:: The input

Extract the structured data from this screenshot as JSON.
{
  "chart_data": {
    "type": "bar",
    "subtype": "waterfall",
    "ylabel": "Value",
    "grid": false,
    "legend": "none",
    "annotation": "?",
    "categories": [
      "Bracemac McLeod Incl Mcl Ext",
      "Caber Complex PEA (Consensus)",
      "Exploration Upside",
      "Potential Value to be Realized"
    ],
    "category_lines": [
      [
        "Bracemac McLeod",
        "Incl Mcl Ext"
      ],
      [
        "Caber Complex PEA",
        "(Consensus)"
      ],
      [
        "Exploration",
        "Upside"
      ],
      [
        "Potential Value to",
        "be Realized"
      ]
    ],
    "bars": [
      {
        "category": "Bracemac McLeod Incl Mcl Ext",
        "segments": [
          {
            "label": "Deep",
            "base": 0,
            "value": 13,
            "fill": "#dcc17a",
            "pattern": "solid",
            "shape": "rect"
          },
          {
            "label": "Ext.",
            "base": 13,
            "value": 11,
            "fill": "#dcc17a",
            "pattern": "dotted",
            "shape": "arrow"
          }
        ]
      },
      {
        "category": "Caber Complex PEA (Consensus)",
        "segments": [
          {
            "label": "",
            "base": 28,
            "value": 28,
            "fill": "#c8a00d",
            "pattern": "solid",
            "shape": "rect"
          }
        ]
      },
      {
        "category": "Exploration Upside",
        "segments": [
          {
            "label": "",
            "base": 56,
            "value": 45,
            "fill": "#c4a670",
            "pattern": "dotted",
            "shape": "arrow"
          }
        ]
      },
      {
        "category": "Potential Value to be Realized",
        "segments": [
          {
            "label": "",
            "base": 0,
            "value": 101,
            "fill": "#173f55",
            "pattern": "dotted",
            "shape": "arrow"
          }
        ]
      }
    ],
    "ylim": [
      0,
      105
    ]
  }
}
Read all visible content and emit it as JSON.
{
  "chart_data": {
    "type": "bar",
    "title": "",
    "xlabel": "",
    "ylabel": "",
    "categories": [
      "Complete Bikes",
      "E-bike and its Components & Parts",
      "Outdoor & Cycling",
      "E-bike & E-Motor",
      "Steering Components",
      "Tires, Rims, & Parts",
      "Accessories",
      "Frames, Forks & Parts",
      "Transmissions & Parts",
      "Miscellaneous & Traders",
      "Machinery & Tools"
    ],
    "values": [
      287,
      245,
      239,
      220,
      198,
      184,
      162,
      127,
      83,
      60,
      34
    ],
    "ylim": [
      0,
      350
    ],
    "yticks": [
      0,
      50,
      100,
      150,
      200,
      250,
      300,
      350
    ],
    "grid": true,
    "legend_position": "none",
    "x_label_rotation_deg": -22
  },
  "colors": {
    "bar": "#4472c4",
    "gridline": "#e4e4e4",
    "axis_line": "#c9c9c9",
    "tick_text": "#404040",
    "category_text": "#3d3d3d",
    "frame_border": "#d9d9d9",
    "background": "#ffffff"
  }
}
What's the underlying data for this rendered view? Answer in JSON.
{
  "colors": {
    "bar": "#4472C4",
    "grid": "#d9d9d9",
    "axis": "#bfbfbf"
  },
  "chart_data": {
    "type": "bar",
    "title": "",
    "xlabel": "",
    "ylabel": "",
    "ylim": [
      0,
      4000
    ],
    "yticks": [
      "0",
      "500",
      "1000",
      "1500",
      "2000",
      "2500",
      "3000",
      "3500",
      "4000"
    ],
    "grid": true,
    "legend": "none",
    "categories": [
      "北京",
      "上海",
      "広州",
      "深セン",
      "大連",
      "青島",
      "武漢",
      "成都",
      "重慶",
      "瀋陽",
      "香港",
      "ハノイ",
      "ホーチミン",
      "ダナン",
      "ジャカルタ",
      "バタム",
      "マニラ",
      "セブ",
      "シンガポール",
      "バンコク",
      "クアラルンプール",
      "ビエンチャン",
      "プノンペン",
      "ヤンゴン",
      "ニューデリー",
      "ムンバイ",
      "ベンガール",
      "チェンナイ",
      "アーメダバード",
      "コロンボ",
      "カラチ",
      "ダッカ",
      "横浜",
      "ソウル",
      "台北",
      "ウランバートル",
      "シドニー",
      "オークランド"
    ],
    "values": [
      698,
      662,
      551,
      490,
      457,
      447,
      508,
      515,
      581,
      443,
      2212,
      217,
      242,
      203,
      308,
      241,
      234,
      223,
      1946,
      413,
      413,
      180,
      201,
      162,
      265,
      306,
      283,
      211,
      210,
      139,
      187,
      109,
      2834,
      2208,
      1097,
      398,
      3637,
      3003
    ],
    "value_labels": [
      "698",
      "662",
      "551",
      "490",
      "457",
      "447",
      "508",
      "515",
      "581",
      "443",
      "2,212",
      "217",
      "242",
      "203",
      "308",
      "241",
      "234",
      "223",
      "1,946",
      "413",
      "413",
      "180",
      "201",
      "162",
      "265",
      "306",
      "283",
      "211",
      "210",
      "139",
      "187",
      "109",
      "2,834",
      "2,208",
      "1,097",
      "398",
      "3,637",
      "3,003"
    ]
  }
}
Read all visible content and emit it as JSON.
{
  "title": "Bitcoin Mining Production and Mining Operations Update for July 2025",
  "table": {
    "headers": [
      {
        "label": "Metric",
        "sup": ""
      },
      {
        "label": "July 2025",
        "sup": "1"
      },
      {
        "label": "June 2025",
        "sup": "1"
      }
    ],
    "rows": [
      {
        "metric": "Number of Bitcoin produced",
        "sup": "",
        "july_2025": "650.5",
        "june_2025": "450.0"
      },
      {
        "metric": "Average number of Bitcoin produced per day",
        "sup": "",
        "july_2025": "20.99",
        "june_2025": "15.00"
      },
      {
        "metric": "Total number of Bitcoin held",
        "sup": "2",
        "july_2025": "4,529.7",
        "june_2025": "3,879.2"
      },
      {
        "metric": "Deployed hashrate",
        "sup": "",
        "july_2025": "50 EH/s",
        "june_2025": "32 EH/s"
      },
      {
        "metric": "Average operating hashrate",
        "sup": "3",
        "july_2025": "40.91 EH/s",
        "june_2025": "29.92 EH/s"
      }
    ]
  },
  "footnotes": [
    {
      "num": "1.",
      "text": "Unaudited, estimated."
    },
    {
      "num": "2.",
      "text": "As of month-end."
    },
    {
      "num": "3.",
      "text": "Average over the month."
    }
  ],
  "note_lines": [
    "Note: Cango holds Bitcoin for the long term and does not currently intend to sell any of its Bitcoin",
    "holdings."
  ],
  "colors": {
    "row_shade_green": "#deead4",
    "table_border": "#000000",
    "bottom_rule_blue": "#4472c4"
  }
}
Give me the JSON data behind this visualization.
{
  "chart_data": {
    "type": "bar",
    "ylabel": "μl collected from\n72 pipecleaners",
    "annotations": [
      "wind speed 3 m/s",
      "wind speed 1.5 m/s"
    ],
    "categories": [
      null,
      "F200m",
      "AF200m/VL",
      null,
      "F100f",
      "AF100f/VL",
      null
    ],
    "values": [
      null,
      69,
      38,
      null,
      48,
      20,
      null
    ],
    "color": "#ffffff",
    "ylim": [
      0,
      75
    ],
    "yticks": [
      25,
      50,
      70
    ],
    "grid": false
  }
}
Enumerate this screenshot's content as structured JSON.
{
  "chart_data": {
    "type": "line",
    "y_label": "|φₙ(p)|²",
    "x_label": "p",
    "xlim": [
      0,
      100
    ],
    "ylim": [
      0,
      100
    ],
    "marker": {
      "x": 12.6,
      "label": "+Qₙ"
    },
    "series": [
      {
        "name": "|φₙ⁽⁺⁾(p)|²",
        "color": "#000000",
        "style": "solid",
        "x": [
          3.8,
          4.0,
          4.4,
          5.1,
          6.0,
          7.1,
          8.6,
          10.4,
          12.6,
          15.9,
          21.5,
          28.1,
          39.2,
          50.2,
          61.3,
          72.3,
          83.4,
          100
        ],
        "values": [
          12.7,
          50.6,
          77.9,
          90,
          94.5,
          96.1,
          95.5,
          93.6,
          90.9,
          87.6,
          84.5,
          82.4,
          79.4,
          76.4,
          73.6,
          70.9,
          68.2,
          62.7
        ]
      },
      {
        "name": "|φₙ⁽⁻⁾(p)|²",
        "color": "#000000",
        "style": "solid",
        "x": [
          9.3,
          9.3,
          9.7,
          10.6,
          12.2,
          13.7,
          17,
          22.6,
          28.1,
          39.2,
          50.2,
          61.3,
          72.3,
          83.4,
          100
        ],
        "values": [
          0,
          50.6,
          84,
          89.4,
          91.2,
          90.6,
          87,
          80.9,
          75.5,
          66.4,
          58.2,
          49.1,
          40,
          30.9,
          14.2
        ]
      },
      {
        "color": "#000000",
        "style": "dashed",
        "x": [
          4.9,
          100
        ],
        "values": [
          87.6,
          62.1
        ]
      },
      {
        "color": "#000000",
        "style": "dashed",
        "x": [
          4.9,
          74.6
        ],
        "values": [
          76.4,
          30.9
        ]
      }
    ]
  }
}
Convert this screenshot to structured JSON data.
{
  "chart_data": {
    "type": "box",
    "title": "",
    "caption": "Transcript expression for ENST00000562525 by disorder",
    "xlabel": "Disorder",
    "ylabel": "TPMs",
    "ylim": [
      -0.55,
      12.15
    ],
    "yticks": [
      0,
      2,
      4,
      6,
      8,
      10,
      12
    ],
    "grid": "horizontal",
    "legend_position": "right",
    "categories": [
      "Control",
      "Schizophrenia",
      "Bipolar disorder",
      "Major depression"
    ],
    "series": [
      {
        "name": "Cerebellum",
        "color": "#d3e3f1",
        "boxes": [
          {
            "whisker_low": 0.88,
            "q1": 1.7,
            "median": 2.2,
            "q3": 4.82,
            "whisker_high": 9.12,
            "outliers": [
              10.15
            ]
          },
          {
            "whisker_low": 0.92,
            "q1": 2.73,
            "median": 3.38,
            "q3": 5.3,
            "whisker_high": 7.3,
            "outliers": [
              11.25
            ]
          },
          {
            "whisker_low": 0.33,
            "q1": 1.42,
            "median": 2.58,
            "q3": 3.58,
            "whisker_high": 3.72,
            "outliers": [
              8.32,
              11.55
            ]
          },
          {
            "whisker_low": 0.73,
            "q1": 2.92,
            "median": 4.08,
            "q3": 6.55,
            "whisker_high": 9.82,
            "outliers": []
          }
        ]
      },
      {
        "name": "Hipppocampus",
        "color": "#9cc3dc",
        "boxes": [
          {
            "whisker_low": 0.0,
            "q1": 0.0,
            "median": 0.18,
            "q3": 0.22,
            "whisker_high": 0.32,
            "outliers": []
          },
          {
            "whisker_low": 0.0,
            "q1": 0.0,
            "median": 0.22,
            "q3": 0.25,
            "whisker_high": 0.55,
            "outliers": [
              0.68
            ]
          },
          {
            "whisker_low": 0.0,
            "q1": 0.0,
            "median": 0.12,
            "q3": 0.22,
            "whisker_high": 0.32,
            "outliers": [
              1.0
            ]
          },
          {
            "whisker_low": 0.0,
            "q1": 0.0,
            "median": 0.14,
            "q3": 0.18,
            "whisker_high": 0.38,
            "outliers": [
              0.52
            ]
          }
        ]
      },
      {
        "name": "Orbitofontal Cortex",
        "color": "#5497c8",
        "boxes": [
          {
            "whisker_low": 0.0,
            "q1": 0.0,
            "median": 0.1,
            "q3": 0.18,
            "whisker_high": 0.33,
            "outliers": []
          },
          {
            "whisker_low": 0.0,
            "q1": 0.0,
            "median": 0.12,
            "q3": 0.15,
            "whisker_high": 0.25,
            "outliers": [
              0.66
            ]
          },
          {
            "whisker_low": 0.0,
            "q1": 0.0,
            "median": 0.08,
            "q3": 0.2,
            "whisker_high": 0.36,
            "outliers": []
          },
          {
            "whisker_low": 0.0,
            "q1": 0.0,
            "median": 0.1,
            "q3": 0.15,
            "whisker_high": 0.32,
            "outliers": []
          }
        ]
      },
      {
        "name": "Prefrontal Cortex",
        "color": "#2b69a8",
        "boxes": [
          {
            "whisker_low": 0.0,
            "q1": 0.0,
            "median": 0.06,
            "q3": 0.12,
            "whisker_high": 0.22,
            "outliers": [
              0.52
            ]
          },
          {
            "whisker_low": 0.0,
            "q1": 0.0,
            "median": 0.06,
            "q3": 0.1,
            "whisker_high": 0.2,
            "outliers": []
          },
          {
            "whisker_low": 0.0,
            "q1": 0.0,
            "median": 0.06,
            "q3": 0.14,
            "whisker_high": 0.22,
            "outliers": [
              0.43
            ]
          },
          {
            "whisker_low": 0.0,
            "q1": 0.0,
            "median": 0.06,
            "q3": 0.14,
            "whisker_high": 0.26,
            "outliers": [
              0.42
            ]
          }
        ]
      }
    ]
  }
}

::::

### What needs to be done
Each line that contains the word "produced" counts toward the total; give only that total.

### Expected output
2